SUPPLIED ENTRIES:
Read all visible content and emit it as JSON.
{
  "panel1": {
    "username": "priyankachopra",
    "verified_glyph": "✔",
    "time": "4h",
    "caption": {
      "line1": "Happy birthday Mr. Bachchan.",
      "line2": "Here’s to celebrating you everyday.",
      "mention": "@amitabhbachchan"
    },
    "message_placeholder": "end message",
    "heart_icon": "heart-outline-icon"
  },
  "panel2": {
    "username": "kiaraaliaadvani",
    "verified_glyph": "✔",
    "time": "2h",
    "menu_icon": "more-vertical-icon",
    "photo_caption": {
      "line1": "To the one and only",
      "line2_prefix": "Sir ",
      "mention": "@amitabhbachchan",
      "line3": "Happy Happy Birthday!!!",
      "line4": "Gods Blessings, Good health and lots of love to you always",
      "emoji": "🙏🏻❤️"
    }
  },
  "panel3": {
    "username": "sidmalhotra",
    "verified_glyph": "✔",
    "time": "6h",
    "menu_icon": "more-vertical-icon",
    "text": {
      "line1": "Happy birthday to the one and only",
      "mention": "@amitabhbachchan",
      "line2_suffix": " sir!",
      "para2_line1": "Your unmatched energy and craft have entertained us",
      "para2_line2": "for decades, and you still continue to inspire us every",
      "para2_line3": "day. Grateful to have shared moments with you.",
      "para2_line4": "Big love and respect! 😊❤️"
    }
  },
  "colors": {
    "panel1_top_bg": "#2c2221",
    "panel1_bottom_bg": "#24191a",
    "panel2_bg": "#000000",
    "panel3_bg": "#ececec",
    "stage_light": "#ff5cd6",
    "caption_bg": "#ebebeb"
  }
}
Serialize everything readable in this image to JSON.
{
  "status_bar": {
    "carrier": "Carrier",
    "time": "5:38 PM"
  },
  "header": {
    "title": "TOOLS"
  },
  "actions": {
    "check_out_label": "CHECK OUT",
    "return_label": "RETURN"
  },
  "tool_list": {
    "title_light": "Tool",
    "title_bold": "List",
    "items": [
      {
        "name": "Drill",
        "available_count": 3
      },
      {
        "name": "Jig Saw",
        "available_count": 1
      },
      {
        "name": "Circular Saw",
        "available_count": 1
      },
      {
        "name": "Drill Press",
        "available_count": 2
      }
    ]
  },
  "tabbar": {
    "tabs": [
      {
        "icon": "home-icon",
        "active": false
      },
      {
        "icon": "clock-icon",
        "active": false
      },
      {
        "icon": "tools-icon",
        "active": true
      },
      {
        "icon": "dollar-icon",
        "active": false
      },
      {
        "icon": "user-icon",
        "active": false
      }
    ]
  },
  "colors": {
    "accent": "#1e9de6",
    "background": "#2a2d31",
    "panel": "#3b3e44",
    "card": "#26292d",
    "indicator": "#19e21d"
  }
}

GIVEN INSTRUCTION: The entries above must be returned in full, exactly as shown.

EXERCISE ANSWER:
Read all visible content and emit it as JSON.
{
  "panel1": {
    "username": "priyankachopra",
    "verified_glyph": "✔",
    "time": "4h",
    "caption": {
      "line1": "Happy birthday Mr. Bachchan.",
      "line2": "Here’s to celebrating you everyday.",
      "mention": "@amitabhbachchan"
    },
    "message_placeholder": "end message",
    "heart_icon": "heart-outline-icon"
  },
  "panel2": {
    "username": "kiaraaliaadvani",
    "verified_glyph": "✔",
    "time": "2h",
    "menu_icon": "more-vertical-icon",
    "photo_caption": {
      "line1": "To the one and only",
      "line2_prefix": "Sir ",
      "mention": "@amitabhbachchan",
      "line3": "Happy Happy Birthday!!!",
      "line4": "Gods Blessings, Good health and lots of love to you always",
      "emoji": "🙏🏻❤️"
    }
  },
  "panel3": {
    "username": "sidmalhotra",
    "verified_glyph": "✔",
    "time": "6h",
    "menu_icon": "more-vertical-icon",
    "text": {
      "line1": "Happy birthday to the one and only",
      "mention": "@amitabhbachchan",
      "line2_suffix": " sir!",
      "para2_line1": "Your unmatched energy and craft have entertained us",
      "para2_line2": "for decades, and you still continue to inspire us every",
      "para2_line3": "day. Grateful to have shared moments with you.",
      "para2_line4": "Big love and respect! 😊❤️"
    }
  },
  "colors": {
    "panel1_top_bg": "#2c2221",
    "panel1_bottom_bg": "#24191a",
    "panel2_bg": "#000000",
    "panel3_bg": "#ececec",
    "stage_light": "#ff5cd6",
    "caption_bg": "#ebebeb"
  }
}
Serialize everything readable in this image to JSON.
{
  "status_bar": {
    "carrier": "Carrier",
    "time": "5:38 PM"
  },
  "header": {
    "title": "TOOLS"
  },
  "actions": {
    "check_out_label": "CHECK OUT",
    "return_label": "RETURN"
  },
  "tool_list": {
    "title_light": "Tool",
    "title_bold": "List",
    "items": [
      {
        "name": "Drill",
        "available_count": 3
      },
      {
        "name": "Jig Saw",
        "available_count": 1
      },
      {
        "name": "Circular Saw",
        "available_count": 1
      },
      {
        "name": "Drill Press",
        "available_count": 2
      }
    ]
  },
  "tabbar": {
    "tabs": [
      {
        "icon": "home-icon",
        "active": false
      },
      {
        "icon": "clock-icon",
        "active": false
      },
      {
        "icon": "tools-icon",
        "active": true
      },
      {
        "icon": "dollar-icon",
        "active": false
      },
      {
        "icon": "user-icon",
        "active": false
      }
    ]
  },
  "colors": {
    "accent": "#1e9de6",
    "background": "#2a2d31",
    "panel": "#3b3e44",
    "card": "#26292d",
    "indicator": "#19e21d"
  }
}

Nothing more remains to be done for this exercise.